[BEGIN]
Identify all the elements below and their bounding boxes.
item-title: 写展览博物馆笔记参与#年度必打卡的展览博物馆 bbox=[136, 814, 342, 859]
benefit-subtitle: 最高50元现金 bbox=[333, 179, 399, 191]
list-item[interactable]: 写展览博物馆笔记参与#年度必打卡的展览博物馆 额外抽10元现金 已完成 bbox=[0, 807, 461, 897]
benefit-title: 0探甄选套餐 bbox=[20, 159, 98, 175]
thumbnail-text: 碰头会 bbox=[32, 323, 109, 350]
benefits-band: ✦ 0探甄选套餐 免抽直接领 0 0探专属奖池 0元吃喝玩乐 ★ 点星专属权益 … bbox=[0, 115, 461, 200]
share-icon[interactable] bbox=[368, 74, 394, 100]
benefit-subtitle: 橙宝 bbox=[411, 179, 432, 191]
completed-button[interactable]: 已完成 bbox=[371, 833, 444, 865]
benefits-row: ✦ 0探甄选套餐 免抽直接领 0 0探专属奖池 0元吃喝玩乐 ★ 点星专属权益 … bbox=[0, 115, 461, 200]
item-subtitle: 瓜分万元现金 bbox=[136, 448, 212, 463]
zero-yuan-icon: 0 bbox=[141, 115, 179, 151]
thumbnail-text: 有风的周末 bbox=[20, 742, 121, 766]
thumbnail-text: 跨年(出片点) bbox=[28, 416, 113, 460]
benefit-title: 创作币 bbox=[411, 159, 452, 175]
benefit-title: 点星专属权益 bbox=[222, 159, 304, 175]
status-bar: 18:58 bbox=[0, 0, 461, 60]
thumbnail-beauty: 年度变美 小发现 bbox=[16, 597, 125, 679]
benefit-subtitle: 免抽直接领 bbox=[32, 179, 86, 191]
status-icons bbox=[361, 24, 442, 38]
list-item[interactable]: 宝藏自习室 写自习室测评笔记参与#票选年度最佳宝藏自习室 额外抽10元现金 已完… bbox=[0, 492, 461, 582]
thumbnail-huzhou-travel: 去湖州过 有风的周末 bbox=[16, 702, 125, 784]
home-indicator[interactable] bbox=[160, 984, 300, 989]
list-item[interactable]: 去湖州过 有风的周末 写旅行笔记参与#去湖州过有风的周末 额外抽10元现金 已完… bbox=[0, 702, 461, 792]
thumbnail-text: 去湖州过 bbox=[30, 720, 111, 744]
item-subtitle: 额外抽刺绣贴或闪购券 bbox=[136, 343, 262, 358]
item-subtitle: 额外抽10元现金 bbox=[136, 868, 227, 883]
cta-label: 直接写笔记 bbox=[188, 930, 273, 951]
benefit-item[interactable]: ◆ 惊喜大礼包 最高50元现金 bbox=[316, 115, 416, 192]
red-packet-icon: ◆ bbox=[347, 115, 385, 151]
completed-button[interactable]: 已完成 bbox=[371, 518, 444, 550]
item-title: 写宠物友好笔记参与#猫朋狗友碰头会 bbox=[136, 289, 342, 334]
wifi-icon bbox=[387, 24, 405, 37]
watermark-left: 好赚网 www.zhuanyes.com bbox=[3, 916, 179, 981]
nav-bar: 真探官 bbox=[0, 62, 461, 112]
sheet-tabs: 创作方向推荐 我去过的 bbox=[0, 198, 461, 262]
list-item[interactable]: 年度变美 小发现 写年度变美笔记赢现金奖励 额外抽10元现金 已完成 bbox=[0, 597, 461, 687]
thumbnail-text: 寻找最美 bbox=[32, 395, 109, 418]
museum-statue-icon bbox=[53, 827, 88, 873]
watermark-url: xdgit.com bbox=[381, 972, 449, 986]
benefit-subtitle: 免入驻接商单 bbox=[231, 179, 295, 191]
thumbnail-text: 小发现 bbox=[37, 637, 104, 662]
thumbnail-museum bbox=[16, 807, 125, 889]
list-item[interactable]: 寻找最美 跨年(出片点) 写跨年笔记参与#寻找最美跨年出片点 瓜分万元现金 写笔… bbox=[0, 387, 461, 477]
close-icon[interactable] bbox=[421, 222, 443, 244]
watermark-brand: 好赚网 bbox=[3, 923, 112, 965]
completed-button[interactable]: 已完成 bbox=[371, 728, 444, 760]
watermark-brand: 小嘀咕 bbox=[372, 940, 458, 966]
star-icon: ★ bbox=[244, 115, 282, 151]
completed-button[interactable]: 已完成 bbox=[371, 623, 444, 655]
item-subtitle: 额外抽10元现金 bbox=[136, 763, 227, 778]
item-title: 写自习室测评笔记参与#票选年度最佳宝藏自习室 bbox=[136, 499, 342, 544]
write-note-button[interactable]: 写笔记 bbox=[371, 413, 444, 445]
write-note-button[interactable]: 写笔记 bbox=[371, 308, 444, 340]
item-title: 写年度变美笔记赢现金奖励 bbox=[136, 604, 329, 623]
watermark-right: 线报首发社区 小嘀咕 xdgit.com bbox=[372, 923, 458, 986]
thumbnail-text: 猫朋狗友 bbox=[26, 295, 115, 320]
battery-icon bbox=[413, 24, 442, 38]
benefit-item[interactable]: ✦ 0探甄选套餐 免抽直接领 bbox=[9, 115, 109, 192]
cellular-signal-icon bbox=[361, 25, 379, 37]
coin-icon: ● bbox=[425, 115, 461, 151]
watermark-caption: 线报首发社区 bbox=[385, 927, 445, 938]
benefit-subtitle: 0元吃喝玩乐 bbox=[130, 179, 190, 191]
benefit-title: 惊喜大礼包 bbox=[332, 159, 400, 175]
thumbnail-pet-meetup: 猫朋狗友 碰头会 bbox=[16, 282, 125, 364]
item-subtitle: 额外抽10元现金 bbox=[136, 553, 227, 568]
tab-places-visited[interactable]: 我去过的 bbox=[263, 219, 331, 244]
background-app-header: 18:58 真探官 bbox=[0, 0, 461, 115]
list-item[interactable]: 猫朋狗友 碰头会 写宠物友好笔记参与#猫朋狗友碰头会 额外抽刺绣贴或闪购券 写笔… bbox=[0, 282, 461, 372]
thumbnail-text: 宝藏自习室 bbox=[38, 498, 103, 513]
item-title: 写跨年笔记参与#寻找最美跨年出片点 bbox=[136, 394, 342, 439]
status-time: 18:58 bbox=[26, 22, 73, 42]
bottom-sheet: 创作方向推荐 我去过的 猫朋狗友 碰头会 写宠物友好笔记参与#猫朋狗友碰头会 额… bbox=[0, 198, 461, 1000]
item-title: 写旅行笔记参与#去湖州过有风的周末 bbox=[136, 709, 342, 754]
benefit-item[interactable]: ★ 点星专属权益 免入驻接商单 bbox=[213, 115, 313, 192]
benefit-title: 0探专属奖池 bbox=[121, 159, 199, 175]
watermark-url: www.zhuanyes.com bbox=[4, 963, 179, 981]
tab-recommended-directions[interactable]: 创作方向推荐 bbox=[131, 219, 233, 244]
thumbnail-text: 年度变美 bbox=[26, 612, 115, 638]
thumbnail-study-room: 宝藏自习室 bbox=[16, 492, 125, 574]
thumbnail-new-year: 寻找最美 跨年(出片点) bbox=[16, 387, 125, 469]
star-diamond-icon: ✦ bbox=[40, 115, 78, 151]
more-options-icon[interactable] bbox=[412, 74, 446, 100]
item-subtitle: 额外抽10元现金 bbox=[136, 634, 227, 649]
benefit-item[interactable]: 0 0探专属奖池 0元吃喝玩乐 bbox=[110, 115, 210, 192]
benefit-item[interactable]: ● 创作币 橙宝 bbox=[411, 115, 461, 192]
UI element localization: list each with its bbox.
[END]
[BEGIN]
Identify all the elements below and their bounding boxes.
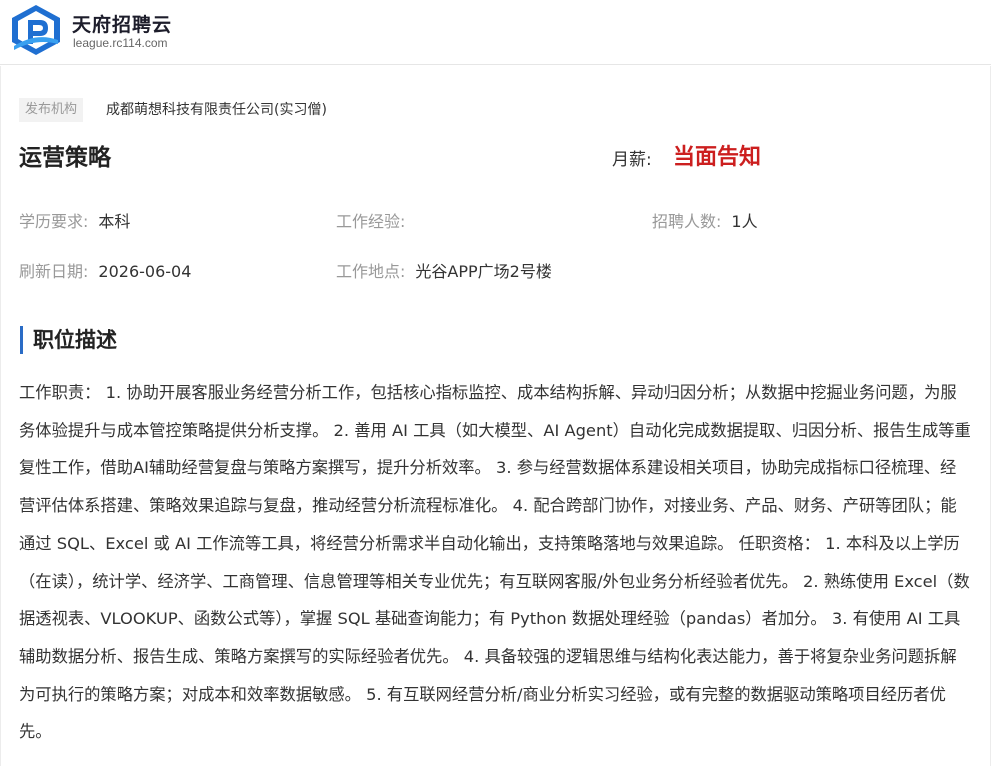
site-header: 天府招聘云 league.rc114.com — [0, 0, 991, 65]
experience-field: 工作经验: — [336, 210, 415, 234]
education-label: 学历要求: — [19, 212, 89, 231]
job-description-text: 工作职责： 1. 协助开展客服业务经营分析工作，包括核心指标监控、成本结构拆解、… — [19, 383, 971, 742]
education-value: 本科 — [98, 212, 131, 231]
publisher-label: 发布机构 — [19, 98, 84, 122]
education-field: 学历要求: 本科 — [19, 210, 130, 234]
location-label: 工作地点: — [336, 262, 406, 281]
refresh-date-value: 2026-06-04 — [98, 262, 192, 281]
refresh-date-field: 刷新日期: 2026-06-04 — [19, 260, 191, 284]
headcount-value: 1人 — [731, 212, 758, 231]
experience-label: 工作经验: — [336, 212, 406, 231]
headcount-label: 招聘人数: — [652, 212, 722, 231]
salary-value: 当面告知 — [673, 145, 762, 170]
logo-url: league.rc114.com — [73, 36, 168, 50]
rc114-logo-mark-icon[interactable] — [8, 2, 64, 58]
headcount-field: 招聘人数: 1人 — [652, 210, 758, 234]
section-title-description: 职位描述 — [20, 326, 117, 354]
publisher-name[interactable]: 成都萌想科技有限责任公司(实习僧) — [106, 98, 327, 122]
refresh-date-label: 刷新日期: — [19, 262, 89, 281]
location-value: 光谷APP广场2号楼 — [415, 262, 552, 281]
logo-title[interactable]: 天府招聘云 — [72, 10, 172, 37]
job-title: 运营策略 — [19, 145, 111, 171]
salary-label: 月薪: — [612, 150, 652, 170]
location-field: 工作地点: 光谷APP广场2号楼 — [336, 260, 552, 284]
[END]
**WORK TO DO:** Starting at the row that contains "site-header: 天府招聘云 league.rc114.com" and stopping after the row that contains "refresh-date-label: 刷新日期: —", format those rows as a JSON list of strings, one string per row, with any blank rows omitted.

**SOLUTION TO THE PROBLEM:**
[
  "site-header: 天府招聘云 league.rc114.com — [0, 0, 991, 65]",
  "experience-field: 工作经验: — [336, 210, 415, 234]",
  "education-label: 学历要求: — [19, 212, 89, 231]",
  "job-description-text: 工作职责： 1. 协助开展客服业务经营分析工作，包括核心指标监控、成本结构拆解、… — [19, 383, 971, 742]",
  "education-value: 本科 — [98, 212, 131, 231]",
  "publisher-label: 发布机构 — [19, 98, 84, 122]",
  "education-field: 学历要求: 本科 — [19, 210, 130, 234]",
  "location-label: 工作地点: — [336, 262, 406, 281]",
  "refresh-date-value: 2026-06-04 — [98, 262, 192, 281]",
  "refresh-date-field: 刷新日期: 2026-06-04 — [19, 260, 191, 284]",
  "headcount-value: 1人 — [731, 212, 758, 231]",
  "experience-label: 工作经验: — [336, 212, 406, 231]",
  "headcount-label: 招聘人数: — [652, 212, 722, 231]",
  "salary-value: 当面告知 — [673, 145, 762, 170]",
  "logo-url: league.rc114.com — [73, 36, 168, 50]",
  "rc114-logo-mark-icon[interactable] — [8, 2, 64, 58]",
  "headcount-field: 招聘人数: 1人 — [652, 210, 758, 234]",
  "section-title-description: 职位描述 — [20, 326, 117, 354]",
  "publisher-name[interactable]: 成都萌想科技有限责任公司(实习僧) — [106, 98, 327, 122]",
  "refresh-date-label: 刷新日期: — [19, 262, 89, 281]"
]